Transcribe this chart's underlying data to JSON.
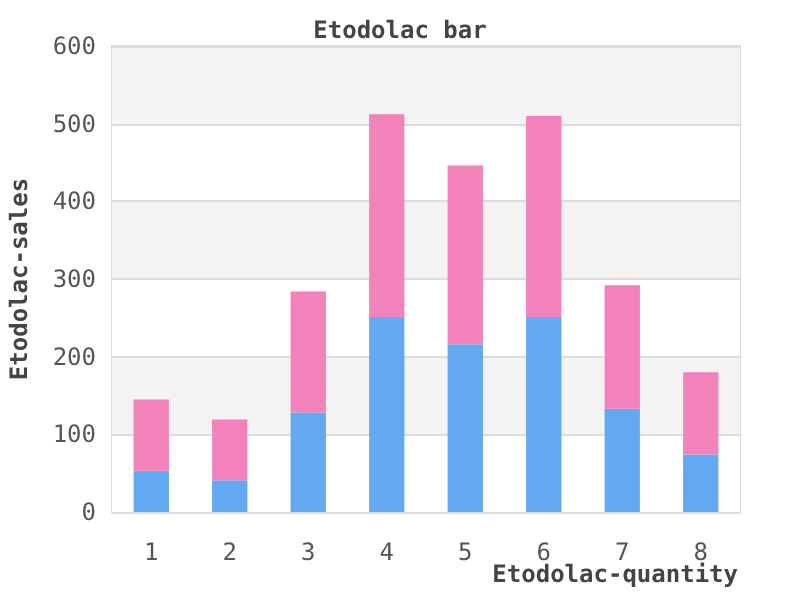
{
  "chart_data": {
    "type": "bar",
    "title": "Etodolac bar",
    "xlabel": "Etodolac-quantity",
    "ylabel": "Etodolac-sales",
    "categories": [
      "1",
      "2",
      "3",
      "4",
      "5",
      "6",
      "7",
      "8"
    ],
    "stacked": true,
    "series": [
      {
        "color": "#63a9f2",
        "values": [
          53,
          41,
          128,
          251,
          216,
          251,
          133,
          74
        ]
      },
      {
        "color": "#f282b9",
        "values": [
          92,
          78,
          156,
          261,
          230,
          259,
          159,
          106
        ]
      }
    ],
    "ylim": [
      0,
      600
    ],
    "yticks": [
      0,
      100,
      200,
      300,
      400,
      500,
      600
    ],
    "grid": "y"
  }
}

**Your goal**
Without the pictures, restate each entry exactly.

**Result of this task**
Transcribe this chart's underlying data to JSON.
{
  "chart_data": {
    "type": "bar",
    "title": "Etodolac bar",
    "xlabel": "Etodolac-quantity",
    "ylabel": "Etodolac-sales",
    "categories": [
      "1",
      "2",
      "3",
      "4",
      "5",
      "6",
      "7",
      "8"
    ],
    "stacked": true,
    "series": [
      {
        "color": "#63a9f2",
        "values": [
          53,
          41,
          128,
          251,
          216,
          251,
          133,
          74
        ]
      },
      {
        "color": "#f282b9",
        "values": [
          92,
          78,
          156,
          261,
          230,
          259,
          159,
          106
        ]
      }
    ],
    "ylim": [
      0,
      600
    ],
    "yticks": [
      0,
      100,
      200,
      300,
      400,
      500,
      600
    ],
    "grid": "y"
  }
}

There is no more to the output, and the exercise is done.